━━ Records shown ━━

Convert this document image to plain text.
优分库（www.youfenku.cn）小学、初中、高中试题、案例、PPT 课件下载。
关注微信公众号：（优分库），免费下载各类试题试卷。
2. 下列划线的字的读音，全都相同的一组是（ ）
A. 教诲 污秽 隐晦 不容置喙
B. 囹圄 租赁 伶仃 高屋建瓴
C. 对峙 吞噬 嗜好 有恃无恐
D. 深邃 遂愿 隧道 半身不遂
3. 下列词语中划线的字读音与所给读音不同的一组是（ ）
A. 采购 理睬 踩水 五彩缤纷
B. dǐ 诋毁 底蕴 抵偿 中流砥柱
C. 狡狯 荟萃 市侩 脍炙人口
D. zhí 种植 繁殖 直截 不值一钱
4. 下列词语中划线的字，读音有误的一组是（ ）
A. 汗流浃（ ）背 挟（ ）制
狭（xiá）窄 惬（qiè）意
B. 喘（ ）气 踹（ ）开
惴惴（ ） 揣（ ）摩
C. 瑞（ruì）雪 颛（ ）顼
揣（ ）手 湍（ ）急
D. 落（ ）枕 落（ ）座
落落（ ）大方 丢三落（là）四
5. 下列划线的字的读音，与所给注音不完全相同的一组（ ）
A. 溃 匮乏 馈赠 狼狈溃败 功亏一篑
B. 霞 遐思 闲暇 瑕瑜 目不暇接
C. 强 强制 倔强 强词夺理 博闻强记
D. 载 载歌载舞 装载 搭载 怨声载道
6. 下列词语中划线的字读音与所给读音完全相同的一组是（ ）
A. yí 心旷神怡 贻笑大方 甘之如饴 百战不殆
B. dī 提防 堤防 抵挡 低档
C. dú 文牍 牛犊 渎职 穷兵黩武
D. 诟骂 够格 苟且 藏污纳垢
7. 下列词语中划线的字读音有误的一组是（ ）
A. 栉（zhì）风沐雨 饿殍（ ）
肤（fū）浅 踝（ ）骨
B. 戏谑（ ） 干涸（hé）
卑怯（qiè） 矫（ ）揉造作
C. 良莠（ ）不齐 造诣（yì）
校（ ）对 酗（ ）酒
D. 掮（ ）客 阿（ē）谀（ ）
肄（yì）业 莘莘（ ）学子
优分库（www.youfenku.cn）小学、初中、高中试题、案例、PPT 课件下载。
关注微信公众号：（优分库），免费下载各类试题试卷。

━━━

Locate all lines in the listing above with the word "下列划线的字的读音" and copy them.

Answer:
2. 下列划线的字的读音，全都相同的一组是（ ）
5. 下列划线的字的读音，与所给注音不完全相同的一组（ ）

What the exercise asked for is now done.